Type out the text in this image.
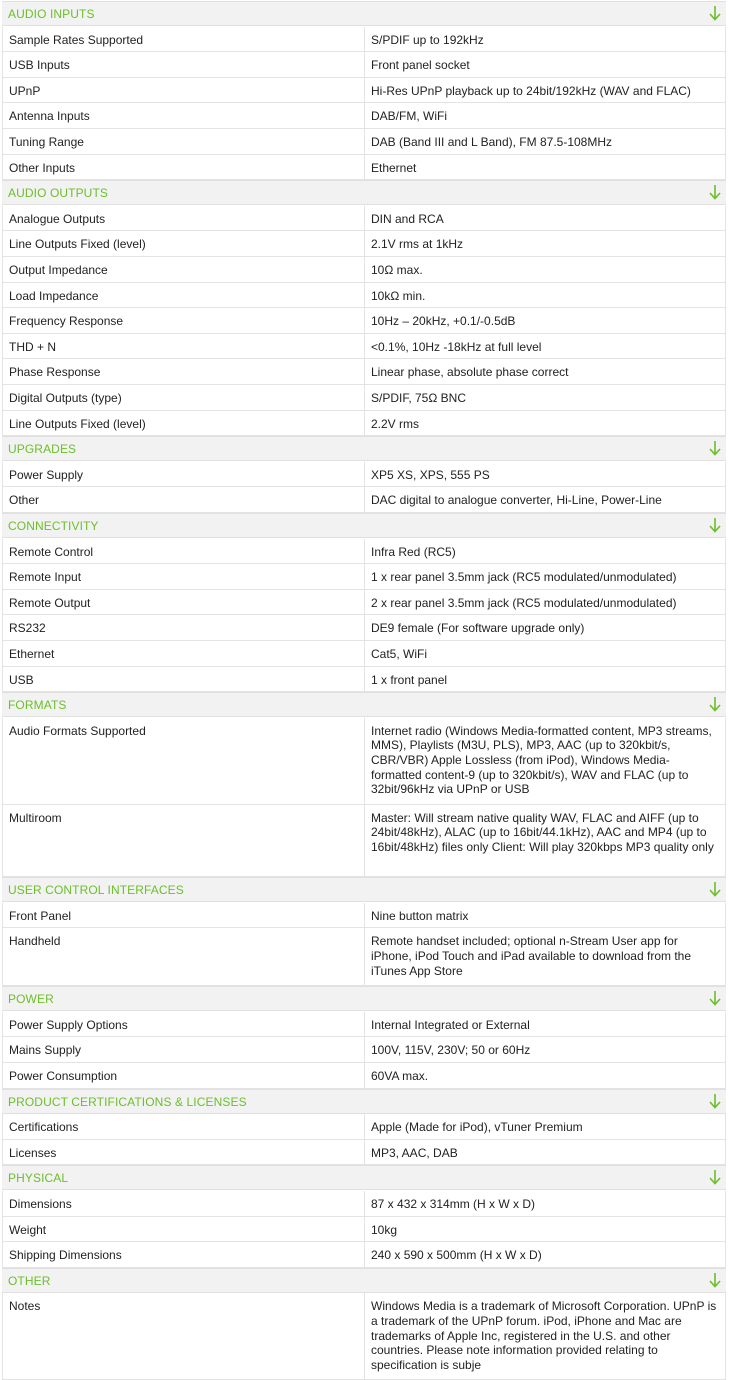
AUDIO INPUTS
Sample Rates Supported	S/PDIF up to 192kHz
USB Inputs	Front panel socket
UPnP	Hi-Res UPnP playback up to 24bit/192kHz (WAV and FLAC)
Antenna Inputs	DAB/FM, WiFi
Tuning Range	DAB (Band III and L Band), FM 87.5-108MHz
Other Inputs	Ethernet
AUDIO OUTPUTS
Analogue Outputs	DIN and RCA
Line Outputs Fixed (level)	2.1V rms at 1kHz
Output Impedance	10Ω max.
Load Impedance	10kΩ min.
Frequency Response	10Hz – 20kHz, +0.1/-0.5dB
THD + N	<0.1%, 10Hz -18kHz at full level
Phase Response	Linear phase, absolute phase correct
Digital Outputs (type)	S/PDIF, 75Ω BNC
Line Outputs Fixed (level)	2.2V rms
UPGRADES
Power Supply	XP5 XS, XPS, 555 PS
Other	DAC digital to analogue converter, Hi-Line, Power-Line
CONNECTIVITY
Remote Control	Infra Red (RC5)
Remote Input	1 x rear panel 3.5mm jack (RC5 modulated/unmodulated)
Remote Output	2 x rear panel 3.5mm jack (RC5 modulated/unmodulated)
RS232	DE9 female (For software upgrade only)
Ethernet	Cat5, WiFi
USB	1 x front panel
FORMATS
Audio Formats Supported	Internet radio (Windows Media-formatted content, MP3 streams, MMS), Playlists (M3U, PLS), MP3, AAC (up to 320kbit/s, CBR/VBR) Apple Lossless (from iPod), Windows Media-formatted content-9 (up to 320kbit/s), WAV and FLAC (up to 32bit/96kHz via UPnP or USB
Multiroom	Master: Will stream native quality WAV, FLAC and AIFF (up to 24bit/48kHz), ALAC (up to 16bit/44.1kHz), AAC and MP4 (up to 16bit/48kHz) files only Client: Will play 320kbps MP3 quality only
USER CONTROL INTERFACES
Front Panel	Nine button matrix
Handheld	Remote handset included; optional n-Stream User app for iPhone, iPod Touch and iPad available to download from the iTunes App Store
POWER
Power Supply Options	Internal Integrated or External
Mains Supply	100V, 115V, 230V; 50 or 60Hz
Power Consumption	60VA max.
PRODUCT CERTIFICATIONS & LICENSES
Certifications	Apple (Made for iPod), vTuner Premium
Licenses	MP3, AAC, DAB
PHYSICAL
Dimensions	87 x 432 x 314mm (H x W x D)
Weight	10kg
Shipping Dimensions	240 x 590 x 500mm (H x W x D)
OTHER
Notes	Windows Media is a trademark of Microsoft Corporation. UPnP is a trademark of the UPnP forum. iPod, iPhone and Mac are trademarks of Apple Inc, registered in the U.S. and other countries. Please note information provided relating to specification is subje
---
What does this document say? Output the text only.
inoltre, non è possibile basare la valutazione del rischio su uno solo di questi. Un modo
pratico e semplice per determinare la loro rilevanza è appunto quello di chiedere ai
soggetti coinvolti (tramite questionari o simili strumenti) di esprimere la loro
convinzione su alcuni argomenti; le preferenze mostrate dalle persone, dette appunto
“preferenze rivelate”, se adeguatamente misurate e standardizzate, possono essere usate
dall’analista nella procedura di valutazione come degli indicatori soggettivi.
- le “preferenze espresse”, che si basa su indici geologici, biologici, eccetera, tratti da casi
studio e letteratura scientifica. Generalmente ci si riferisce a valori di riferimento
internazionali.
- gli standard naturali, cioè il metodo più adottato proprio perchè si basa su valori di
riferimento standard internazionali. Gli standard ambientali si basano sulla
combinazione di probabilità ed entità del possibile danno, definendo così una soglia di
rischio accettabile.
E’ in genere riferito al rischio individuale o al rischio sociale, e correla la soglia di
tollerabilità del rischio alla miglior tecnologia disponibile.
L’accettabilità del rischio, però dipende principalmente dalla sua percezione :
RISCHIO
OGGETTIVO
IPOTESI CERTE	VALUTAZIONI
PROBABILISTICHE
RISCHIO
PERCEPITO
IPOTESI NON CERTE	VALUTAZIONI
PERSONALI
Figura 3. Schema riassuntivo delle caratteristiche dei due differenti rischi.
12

> Work to do
Each line with the string "Ethernet" in it needs to be found and copied.

> Final answer
Other Inputs	Ethernet
Ethernet	Cat5, WiFi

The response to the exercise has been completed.